Records for this exercise.
=====
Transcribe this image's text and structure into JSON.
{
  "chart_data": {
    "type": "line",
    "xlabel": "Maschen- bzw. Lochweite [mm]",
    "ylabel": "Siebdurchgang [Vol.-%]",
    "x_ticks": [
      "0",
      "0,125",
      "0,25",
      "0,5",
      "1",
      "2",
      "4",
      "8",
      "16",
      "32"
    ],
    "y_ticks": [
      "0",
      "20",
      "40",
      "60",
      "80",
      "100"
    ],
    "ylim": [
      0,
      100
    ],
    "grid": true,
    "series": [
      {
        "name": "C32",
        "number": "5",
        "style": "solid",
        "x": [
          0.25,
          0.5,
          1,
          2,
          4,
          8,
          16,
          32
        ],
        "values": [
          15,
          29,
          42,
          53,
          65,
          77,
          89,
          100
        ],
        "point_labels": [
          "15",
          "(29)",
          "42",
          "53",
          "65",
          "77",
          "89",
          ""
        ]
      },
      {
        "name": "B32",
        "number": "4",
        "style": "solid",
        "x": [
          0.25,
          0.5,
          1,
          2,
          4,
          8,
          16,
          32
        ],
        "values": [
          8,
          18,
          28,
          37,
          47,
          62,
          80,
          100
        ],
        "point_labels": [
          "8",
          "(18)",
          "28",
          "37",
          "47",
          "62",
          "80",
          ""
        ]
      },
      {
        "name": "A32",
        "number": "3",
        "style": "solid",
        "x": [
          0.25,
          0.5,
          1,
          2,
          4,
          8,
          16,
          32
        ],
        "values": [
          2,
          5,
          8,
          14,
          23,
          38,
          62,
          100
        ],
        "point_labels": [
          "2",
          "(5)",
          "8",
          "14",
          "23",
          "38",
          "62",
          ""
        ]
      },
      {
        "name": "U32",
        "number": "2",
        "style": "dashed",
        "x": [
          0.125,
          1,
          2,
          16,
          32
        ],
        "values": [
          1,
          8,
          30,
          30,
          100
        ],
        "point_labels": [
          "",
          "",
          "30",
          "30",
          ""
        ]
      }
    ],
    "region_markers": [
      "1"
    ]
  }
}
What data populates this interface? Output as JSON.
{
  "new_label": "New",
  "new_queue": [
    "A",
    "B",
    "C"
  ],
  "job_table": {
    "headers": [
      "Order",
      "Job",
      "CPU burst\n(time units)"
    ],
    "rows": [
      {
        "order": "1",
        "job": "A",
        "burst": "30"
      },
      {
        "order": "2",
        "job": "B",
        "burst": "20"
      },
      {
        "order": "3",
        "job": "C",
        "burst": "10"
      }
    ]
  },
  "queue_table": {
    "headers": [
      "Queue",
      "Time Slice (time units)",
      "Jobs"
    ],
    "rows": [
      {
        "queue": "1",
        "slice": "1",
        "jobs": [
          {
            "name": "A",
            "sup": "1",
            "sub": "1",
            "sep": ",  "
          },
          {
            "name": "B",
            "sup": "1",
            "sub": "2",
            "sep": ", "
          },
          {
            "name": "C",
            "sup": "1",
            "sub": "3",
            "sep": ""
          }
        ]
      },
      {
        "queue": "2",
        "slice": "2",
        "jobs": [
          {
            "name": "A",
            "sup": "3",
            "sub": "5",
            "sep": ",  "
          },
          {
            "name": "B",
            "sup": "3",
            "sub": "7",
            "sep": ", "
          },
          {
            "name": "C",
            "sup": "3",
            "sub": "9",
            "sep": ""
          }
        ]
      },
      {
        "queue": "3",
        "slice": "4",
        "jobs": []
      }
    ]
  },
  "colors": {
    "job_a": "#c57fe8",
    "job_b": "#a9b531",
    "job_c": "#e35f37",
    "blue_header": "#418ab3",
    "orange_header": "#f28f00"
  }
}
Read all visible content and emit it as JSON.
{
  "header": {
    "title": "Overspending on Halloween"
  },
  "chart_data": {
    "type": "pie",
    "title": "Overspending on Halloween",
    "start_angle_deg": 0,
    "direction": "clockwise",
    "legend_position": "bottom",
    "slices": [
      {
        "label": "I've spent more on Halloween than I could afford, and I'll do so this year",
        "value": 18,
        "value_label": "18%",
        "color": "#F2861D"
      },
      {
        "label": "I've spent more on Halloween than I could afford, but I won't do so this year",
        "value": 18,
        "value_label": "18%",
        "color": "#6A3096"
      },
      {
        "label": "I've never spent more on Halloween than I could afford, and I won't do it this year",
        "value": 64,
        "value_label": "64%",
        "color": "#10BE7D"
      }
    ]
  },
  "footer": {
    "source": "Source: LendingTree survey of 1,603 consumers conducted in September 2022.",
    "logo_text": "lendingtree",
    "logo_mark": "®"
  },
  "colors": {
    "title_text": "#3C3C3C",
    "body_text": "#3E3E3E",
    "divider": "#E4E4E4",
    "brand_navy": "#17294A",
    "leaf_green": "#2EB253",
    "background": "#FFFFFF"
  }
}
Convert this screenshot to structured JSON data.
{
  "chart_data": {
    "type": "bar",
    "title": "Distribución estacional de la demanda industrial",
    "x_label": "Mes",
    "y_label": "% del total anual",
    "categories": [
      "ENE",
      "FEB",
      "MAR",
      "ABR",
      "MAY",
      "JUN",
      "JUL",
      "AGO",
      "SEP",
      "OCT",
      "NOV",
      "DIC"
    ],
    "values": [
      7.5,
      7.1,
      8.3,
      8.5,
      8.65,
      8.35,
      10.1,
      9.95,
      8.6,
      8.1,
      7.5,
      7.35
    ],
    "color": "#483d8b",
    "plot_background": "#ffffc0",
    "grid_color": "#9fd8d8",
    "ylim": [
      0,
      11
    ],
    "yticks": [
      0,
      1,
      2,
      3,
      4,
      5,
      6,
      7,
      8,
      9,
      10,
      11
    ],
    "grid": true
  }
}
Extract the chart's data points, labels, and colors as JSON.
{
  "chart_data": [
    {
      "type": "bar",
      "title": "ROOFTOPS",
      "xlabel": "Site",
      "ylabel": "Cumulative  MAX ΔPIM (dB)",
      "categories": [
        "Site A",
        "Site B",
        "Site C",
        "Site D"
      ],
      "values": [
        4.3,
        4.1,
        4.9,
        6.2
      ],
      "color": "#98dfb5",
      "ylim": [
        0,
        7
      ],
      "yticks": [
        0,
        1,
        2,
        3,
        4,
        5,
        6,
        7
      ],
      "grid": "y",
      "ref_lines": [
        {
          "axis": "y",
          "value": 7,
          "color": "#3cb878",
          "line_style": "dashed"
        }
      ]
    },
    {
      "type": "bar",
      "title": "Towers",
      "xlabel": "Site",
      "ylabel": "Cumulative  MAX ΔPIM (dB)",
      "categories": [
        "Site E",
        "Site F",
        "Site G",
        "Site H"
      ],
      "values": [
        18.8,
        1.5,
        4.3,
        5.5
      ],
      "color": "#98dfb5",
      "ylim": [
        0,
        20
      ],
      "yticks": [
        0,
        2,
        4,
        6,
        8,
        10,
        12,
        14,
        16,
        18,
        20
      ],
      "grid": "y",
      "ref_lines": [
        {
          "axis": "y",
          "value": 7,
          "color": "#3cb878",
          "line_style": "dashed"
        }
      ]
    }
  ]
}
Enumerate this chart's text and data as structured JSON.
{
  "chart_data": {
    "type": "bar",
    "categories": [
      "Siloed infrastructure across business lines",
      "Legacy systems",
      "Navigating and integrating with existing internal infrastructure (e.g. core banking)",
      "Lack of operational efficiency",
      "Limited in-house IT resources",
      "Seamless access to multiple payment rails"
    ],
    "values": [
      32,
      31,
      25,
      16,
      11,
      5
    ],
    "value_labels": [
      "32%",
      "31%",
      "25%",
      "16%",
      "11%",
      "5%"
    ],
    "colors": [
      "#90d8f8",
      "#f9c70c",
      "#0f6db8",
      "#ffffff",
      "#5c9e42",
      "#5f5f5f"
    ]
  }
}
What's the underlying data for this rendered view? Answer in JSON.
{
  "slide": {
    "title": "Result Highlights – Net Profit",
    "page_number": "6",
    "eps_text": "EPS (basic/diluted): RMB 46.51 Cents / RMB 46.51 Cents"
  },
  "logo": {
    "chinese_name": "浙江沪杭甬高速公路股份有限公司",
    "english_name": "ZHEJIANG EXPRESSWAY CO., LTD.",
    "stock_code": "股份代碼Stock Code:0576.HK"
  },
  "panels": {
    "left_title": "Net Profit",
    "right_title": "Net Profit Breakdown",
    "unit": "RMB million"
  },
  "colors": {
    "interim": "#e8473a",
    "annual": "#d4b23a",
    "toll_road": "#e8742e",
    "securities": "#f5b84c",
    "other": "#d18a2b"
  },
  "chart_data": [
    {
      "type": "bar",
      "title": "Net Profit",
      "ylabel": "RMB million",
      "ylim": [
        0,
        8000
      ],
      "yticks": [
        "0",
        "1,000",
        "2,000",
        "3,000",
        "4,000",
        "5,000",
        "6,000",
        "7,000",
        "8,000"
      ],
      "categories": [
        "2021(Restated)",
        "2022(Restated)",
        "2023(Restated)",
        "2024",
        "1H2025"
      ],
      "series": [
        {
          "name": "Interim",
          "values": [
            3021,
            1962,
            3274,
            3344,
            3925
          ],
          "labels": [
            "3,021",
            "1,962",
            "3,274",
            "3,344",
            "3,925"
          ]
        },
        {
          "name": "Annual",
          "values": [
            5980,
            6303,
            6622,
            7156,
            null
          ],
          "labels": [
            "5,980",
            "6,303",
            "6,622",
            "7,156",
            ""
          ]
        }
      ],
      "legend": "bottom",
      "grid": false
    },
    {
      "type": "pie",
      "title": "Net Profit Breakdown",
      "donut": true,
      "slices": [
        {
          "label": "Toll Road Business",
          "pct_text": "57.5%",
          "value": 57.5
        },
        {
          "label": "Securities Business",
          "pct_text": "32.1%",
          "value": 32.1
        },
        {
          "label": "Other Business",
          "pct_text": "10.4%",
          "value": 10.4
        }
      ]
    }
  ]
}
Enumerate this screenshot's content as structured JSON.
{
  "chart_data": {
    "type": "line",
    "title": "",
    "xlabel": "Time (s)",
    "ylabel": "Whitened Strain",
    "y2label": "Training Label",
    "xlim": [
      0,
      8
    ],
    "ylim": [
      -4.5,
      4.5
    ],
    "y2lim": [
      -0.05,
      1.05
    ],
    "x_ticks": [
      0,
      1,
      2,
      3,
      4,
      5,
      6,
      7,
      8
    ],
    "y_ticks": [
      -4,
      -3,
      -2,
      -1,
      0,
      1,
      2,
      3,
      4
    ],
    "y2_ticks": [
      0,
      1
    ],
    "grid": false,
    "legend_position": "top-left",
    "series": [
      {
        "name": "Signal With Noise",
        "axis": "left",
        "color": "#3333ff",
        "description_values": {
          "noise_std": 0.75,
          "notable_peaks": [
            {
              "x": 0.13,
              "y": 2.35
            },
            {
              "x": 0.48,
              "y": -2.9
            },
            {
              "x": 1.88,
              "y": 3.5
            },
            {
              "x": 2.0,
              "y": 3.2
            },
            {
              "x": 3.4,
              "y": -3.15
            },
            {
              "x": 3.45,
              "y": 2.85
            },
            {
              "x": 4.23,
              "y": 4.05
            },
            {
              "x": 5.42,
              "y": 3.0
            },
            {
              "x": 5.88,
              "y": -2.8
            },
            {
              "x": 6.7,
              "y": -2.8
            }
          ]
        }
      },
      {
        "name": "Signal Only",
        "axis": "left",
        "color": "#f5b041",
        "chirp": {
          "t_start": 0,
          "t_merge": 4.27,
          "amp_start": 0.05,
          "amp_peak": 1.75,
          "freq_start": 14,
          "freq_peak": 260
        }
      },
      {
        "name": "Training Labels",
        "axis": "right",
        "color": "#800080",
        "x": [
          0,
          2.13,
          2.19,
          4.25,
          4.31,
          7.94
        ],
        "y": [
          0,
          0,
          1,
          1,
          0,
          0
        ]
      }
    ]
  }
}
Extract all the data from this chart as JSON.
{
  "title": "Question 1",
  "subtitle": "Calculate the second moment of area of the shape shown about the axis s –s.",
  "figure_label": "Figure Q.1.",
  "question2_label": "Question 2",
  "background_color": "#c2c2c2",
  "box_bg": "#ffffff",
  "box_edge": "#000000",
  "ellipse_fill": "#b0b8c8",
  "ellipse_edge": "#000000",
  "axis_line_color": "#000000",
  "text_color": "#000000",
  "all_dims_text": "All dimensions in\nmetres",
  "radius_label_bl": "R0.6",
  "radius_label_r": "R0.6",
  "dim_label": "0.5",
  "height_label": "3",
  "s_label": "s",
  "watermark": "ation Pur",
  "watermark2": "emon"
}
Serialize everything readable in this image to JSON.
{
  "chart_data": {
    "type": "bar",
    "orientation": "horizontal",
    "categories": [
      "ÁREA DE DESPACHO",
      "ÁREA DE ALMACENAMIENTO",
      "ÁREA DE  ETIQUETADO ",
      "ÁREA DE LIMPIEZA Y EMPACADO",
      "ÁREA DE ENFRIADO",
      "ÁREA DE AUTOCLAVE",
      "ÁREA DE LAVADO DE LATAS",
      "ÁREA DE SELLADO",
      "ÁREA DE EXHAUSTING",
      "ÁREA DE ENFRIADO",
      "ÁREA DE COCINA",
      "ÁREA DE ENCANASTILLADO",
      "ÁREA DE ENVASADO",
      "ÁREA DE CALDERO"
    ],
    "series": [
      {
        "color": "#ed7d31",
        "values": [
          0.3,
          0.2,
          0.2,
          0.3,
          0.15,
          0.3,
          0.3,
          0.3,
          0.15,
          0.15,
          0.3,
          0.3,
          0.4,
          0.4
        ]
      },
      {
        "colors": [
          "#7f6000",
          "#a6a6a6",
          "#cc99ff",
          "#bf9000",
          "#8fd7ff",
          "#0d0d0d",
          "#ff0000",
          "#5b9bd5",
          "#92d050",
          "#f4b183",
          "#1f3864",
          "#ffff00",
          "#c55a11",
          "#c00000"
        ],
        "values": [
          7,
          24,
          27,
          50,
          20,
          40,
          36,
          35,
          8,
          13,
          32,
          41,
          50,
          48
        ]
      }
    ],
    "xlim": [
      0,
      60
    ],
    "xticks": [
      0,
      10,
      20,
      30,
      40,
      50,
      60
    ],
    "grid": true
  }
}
=====
Problem.
Pull out all lines containing "Halloween".

Solution.
    "title": "Overspending on Halloween"
    "title": "Overspending on Halloween",
        "label": "I've spent more on Halloween than I could afford, and I'll do so this year",
        "label": "I've spent more on Halloween than I could afford, but I won't do so this year",
        "label": "I've never spent more on Halloween than I could afford, and I won't do it this year",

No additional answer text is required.